-------- INFORMATION SHOWN --------

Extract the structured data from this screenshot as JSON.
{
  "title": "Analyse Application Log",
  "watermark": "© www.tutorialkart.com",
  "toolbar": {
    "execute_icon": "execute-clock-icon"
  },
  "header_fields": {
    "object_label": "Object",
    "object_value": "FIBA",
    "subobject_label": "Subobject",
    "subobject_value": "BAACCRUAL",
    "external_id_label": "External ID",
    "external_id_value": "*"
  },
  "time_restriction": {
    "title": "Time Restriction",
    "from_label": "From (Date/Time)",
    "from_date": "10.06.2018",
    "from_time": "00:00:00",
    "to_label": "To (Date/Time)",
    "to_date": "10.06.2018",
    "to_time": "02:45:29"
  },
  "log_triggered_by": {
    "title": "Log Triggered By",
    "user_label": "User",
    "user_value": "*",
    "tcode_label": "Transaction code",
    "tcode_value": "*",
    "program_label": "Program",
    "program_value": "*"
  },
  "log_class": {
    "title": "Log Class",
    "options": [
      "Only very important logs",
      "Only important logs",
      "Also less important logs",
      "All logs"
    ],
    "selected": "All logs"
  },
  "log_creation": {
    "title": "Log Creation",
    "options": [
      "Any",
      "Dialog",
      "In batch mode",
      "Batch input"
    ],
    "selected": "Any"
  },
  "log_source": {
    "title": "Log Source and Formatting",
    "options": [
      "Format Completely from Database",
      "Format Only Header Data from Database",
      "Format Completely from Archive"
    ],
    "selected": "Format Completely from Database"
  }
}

--------

Output the data above exactly, please, line for line.

*EXERCISE SOLUTION*:
Extract the structured data from this screenshot as JSON.
{
  "title": "Analyse Application Log",
  "watermark": "© www.tutorialkart.com",
  "toolbar": {
    "execute_icon": "execute-clock-icon"
  },
  "header_fields": {
    "object_label": "Object",
    "object_value": "FIBA",
    "subobject_label": "Subobject",
    "subobject_value": "BAACCRUAL",
    "external_id_label": "External ID",
    "external_id_value": "*"
  },
  "time_restriction": {
    "title": "Time Restriction",
    "from_label": "From (Date/Time)",
    "from_date": "10.06.2018",
    "from_time": "00:00:00",
    "to_label": "To (Date/Time)",
    "to_date": "10.06.2018",
    "to_time": "02:45:29"
  },
  "log_triggered_by": {
    "title": "Log Triggered By",
    "user_label": "User",
    "user_value": "*",
    "tcode_label": "Transaction code",
    "tcode_value": "*",
    "program_label": "Program",
    "program_value": "*"
  },
  "log_class": {
    "title": "Log Class",
    "options": [
      "Only very important logs",
      "Only important logs",
      "Also less important logs",
      "All logs"
    ],
    "selected": "All logs"
  },
  "log_creation": {
    "title": "Log Creation",
    "options": [
      "Any",
      "Dialog",
      "In batch mode",
      "Batch input"
    ],
    "selected": "Any"
  },
  "log_source": {
    "title": "Log Source and Formatting",
    "options": [
      "Format Completely from Database",
      "Format Only Header Data from Database",
      "Format Completely from Archive"
    ],
    "selected": "Format Completely from Database"
  }
}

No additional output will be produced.